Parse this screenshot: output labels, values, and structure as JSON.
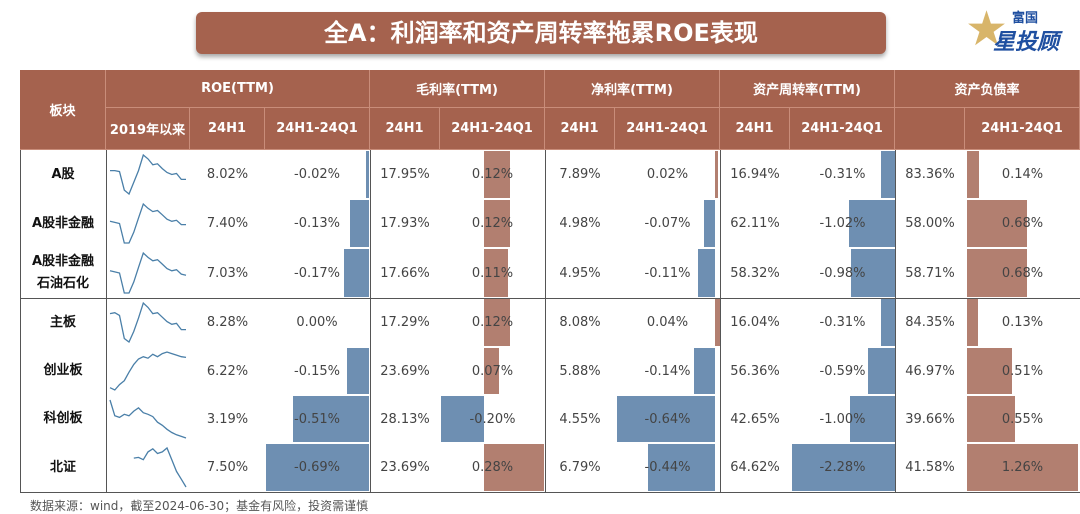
{
  "title": "全A：利润率和资产周转率拖累ROE表现",
  "logo": {
    "text_top": "富国",
    "text_main": "星投顾"
  },
  "colors": {
    "header": "#a5624e",
    "negative_bar": "#6e8fb2",
    "positive_bar": "#b27f70",
    "sparkline": "#4a7fa8"
  },
  "footer": "数据来源：wind，截至2024-06-30；基金有风险，投资需谨慎",
  "chart_data": {
    "type": "table",
    "row_header": "板块",
    "groups": [
      {
        "label": "ROE(TTM)",
        "cols": [
          "2019年以来",
          "24H1",
          "24H1-24Q1"
        ]
      },
      {
        "label": "毛利率(TTM)",
        "cols": [
          "24H1",
          "24H1-24Q1"
        ]
      },
      {
        "label": "净利率(TTM)",
        "cols": [
          "24H1",
          "24H1-24Q1"
        ]
      },
      {
        "label": "资产周转率(TTM)",
        "cols": [
          "24H1",
          "24H1-24Q1"
        ]
      },
      {
        "label": "资产负债率",
        "cols": [
          "",
          "24H1-24Q1"
        ]
      }
    ],
    "rows": [
      {
        "name": "A股",
        "spark": [
          7,
          7,
          6.9,
          5,
          4.6,
          5.8,
          7,
          8.6,
          8.2,
          7.6,
          7.7,
          7.2,
          6.8,
          6.6,
          6.7,
          6.1,
          6.1
        ],
        "roe": 8.02,
        "roe_d": -0.02,
        "gm": 17.95,
        "gm_d": 0.12,
        "nm": 7.89,
        "nm_d": 0.02,
        "at": 16.94,
        "at_d": -0.31,
        "dr": 83.36,
        "dr_d": 0.14
      },
      {
        "name": "A股非金融",
        "spark": [
          7,
          6.9,
          6.8,
          5,
          5,
          6,
          7.3,
          8.6,
          8.2,
          7.9,
          8,
          7.6,
          7.2,
          7,
          7.1,
          6.7,
          6.7
        ],
        "roe": 7.4,
        "roe_d": -0.13,
        "gm": 17.93,
        "gm_d": 0.12,
        "nm": 4.98,
        "nm_d": -0.07,
        "at": 62.11,
        "at_d": -1.02,
        "dr": 58.0,
        "dr_d": 0.68
      },
      {
        "name": "A股非金融石油石化",
        "spark": [
          7,
          6.9,
          6.8,
          5,
          5,
          6,
          7.3,
          8.6,
          8.2,
          7.9,
          8,
          7.6,
          7.2,
          7,
          7.1,
          6.7,
          6.6
        ],
        "roe": 7.03,
        "roe_d": -0.17,
        "gm": 17.66,
        "gm_d": 0.11,
        "nm": 4.95,
        "nm_d": -0.11,
        "at": 58.32,
        "at_d": -0.98,
        "dr": 58.71,
        "dr_d": 0.68
      },
      {
        "name": "主板",
        "spark": [
          7.8,
          7.9,
          7.6,
          5,
          4.6,
          5.8,
          7.3,
          9,
          8.5,
          7.8,
          7.9,
          7.4,
          6.9,
          6.6,
          6.7,
          6,
          6
        ],
        "roe": 8.28,
        "roe_d": 0.0,
        "gm": 17.29,
        "gm_d": 0.12,
        "nm": 8.08,
        "nm_d": 0.04,
        "at": 16.04,
        "at_d": -0.31,
        "dr": 84.35,
        "dr_d": 0.13
      },
      {
        "name": "创业板",
        "spark": [
          3,
          2.7,
          3.4,
          3.9,
          5,
          6,
          6.7,
          7,
          6.8,
          7.3,
          7,
          7.4,
          7.6,
          7.4,
          7.2,
          7,
          6.9
        ],
        "roe": 6.22,
        "roe_d": -0.15,
        "gm": 23.69,
        "gm_d": 0.07,
        "nm": 5.88,
        "nm_d": -0.14,
        "at": 56.36,
        "at_d": -0.59,
        "dr": 46.97,
        "dr_d": 0.51
      },
      {
        "name": "科创板",
        "spark": [
          9,
          7,
          6.8,
          7.2,
          7,
          7.6,
          8,
          7.4,
          7.2,
          6.9,
          6.2,
          5.8,
          5.3,
          4.9,
          4.6,
          4.4,
          4.2
        ],
        "roe": 3.19,
        "roe_d": -0.51,
        "gm": 28.13,
        "gm_d": -0.2,
        "nm": 4.55,
        "nm_d": -0.64,
        "at": 42.65,
        "at_d": -1.0,
        "dr": 39.66,
        "dr_d": 0.55
      },
      {
        "name": "北证",
        "spark": [
          null,
          null,
          null,
          null,
          null,
          8.2,
          8.3,
          8,
          9,
          9.4,
          8.8,
          9,
          9.5,
          8,
          6.5,
          5.5,
          4.5
        ],
        "roe": 7.5,
        "roe_d": -0.69,
        "gm": 23.69,
        "gm_d": 0.28,
        "nm": 6.79,
        "nm_d": -0.44,
        "at": 64.62,
        "at_d": -2.28,
        "dr": 41.58,
        "dr_d": 1.26
      }
    ]
  }
}
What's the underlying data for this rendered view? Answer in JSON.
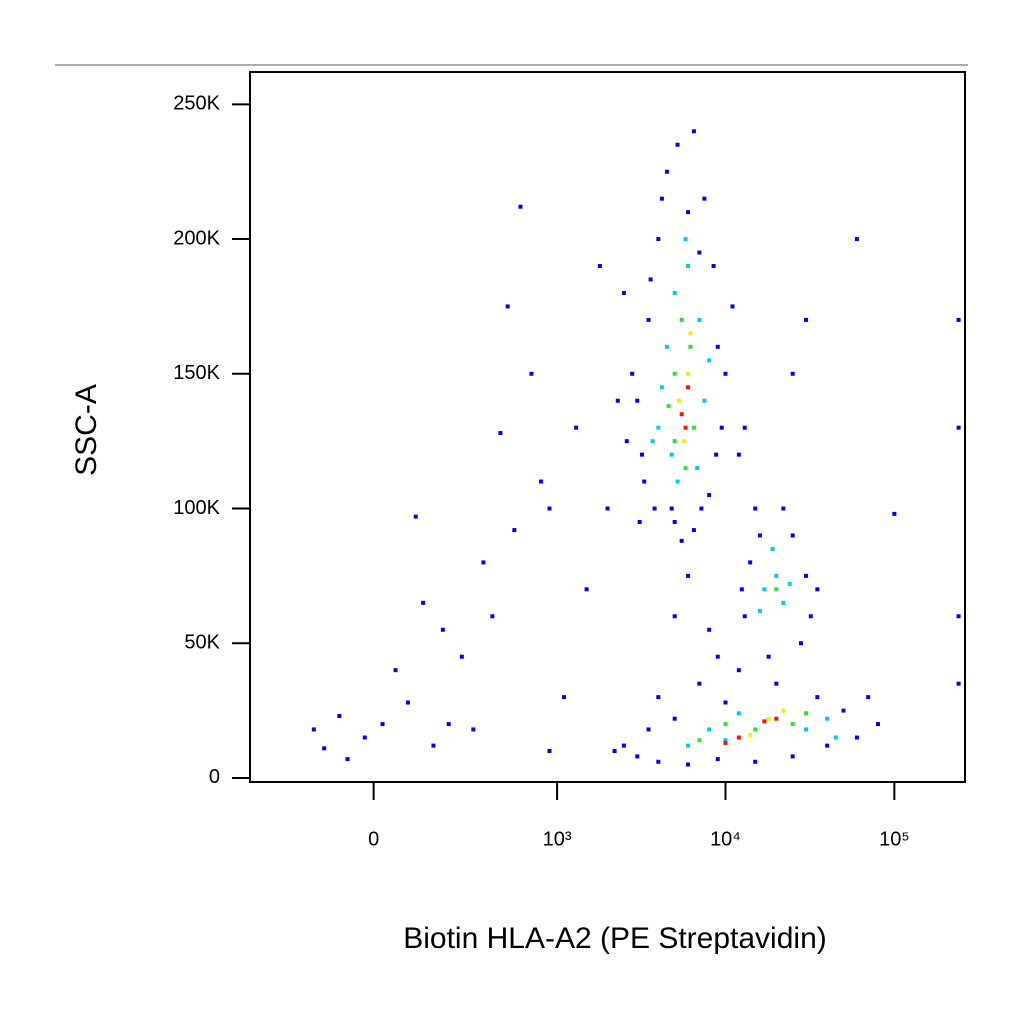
{
  "chart_data": {
    "type": "scatter",
    "xlabel": "Biotin HLA-A2 (PE Streptavidin)",
    "ylabel": "SSC-A",
    "xscale": "biexponential",
    "xlim": [
      -430,
      262000
    ],
    "xticks": [
      0,
      {
        "value": 1000,
        "label": "10³"
      },
      {
        "value": 10000,
        "label": "10⁴"
      },
      {
        "value": 100000,
        "label": "10⁵"
      }
    ],
    "ylim": [
      -1500,
      262000
    ],
    "yticks": [
      0,
      {
        "value": 50000,
        "label": "50K"
      },
      {
        "value": 100000,
        "label": "100K"
      },
      {
        "value": 150000,
        "label": "150K"
      },
      {
        "value": 200000,
        "label": "200K"
      },
      {
        "value": 250000,
        "label": "250K"
      }
    ],
    "series": [
      {
        "color": "#0000ff",
        "x": [
          3200,
          3500,
          3000,
          4000,
          4500,
          5200,
          6500,
          7500,
          8500,
          9000,
          9500,
          8000,
          6500,
          5000,
          3800,
          3300,
          2800,
          3600,
          6000,
          7000,
          4200,
          8800,
          2600,
          10000,
          11000,
          4800,
          7200,
          5500,
          3100,
          2500,
          12000,
          13000,
          2300,
          6000,
          8000,
          9000,
          5000,
          12000,
          7000,
          4000,
          14000,
          16000,
          25000,
          30000,
          32000,
          28000,
          18000,
          13000,
          15000,
          22000,
          35000,
          12500,
          2500,
          3000,
          4000,
          6000,
          9000,
          15000,
          25000,
          40000,
          60000,
          80000,
          50000,
          35000,
          20000,
          10000,
          5000,
          3500,
          2200,
          70000,
          -150,
          -120,
          -80,
          -20,
          20,
          50,
          80,
          100,
          120,
          150,
          180,
          250,
          300,
          350,
          400,
          450,
          500,
          550,
          600,
          700,
          800,
          900,
          1100,
          1500,
          1800,
          1300,
          2000,
          900,
          -60,
          200,
          60000,
          100000,
          30000,
          25000,
          240000,
          240000,
          240000,
          240000
        ],
        "values": [
          120000,
          170000,
          140000,
          200000,
          225000,
          235000,
          240000,
          215000,
          190000,
          160000,
          130000,
          105000,
          92000,
          95000,
          100000,
          110000,
          150000,
          185000,
          210000,
          195000,
          215000,
          120000,
          125000,
          150000,
          175000,
          100000,
          100000,
          88000,
          95000,
          180000,
          120000,
          130000,
          140000,
          75000,
          55000,
          45000,
          60000,
          40000,
          35000,
          30000,
          80000,
          90000,
          90000,
          75000,
          60000,
          50000,
          45000,
          60000,
          100000,
          100000,
          70000,
          70000,
          12000,
          8000,
          6000,
          5000,
          7000,
          6000,
          8000,
          12000,
          15000,
          20000,
          25000,
          30000,
          35000,
          28000,
          22000,
          18000,
          10000,
          30000,
          18000,
          11000,
          23000,
          15000,
          20000,
          40000,
          28000,
          97000,
          65000,
          12000,
          55000,
          45000,
          18000,
          80000,
          60000,
          128000,
          175000,
          92000,
          212000,
          150000,
          110000,
          100000,
          30000,
          70000,
          190000,
          130000,
          100000,
          10000,
          7000,
          20000,
          200000,
          98000,
          170000,
          150000,
          170000,
          130000,
          60000,
          35000
        ]
      },
      {
        "color": "#00c8ff",
        "x": [
          4000,
          4500,
          5000,
          6000,
          7000,
          7500,
          6800,
          5200,
          4200,
          3700,
          5800,
          8000,
          4800,
          17000,
          20000,
          22000,
          19000,
          24000,
          16000,
          6000,
          10000,
          30000,
          40000,
          12000,
          8000,
          45000
        ],
        "values": [
          130000,
          160000,
          180000,
          190000,
          170000,
          140000,
          115000,
          110000,
          145000,
          125000,
          200000,
          155000,
          120000,
          70000,
          75000,
          65000,
          85000,
          72000,
          62000,
          12000,
          14000,
          18000,
          22000,
          24000,
          18000,
          15000
        ]
      },
      {
        "color": "#30e030",
        "x": [
          5000,
          5500,
          6200,
          6500,
          5000,
          4600,
          5800,
          20000,
          15000,
          25000,
          10000,
          30000,
          7000
        ],
        "values": [
          150000,
          170000,
          160000,
          130000,
          125000,
          138000,
          115000,
          70000,
          18000,
          20000,
          20000,
          24000,
          14000
        ]
      },
      {
        "color": "#f0f000",
        "x": [
          5300,
          6000,
          5700,
          6200,
          18000,
          14000,
          22000
        ],
        "values": [
          140000,
          150000,
          125000,
          165000,
          22000,
          16000,
          25000
        ]
      },
      {
        "color": "#ff1000",
        "x": [
          5500,
          6000,
          5800,
          17000,
          20000,
          12000,
          10000
        ],
        "values": [
          135000,
          145000,
          130000,
          21000,
          22000,
          15000,
          13000
        ]
      }
    ]
  }
}
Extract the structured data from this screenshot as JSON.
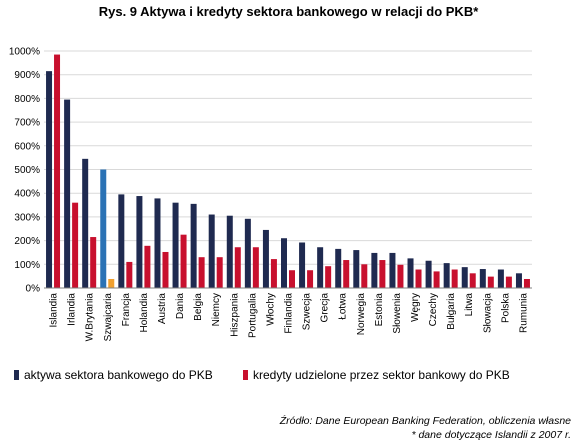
{
  "title": "Rys. 9 Aktywa i kredyty sektora bankowego w relacji do PKB*",
  "colors": {
    "assets": "#1f2a50",
    "credits": "#c8102e",
    "assets_highlight": "#2a72b5",
    "credits_highlight": "#f0a030",
    "grid": "#d9d9d9",
    "axis": "#808080"
  },
  "chart_data": {
    "type": "bar",
    "categories": [
      "Islandia",
      "Irlandia",
      "W.Brytania",
      "Szwajcaria",
      "Francja",
      "Holandia",
      "Austria",
      "Dania",
      "Belgia",
      "Niemcy",
      "Hiszpania",
      "Portugalia",
      "Włochy",
      "Finlandia",
      "Szwecja",
      "Grecja",
      "Łotwa",
      "Norwegia",
      "Estonia",
      "Słowenia",
      "Węgry",
      "Czechy",
      "Bułgaria",
      "Litwa",
      "Słowacja",
      "Polska",
      "Rumunia"
    ],
    "series": [
      {
        "name": "aktywa sektora bankowego do PKB",
        "values": [
          915,
          795,
          545,
          500,
          395,
          388,
          378,
          360,
          355,
          310,
          305,
          292,
          245,
          210,
          192,
          172,
          165,
          160,
          148,
          148,
          125,
          115,
          105,
          88,
          80,
          78,
          62
        ]
      },
      {
        "name": "kredyty udzielone przez sektor bankowy do PKB",
        "values": [
          985,
          360,
          215,
          38,
          110,
          178,
          152,
          225,
          130,
          130,
          172,
          172,
          122,
          75,
          75,
          92,
          118,
          100,
          118,
          98,
          78,
          70,
          78,
          62,
          48,
          48,
          38
        ]
      }
    ],
    "highlight_category": "Szwajcaria",
    "ylim": [
      0,
      1000
    ],
    "yticks": [
      "0%",
      "100%",
      "200%",
      "300%",
      "400%",
      "500%",
      "600%",
      "700%",
      "800%",
      "900%",
      "1000%"
    ],
    "grid": true,
    "legend_position": "bottom"
  },
  "source_lines": [
    "Źródło: Dane European Banking Federation, obliczenia własne",
    "* dane dotyczące Islandii z 2007 r."
  ]
}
______
• **Set problem**: Copy each line of the records that contains the word "title".

• **Expected answer**:
  "title": "全A：利润率和资产周转率拖累ROE表现",
  "title": "Rys. 9 Aktywa i kredyty sektora bankowego w relacji do PKB*",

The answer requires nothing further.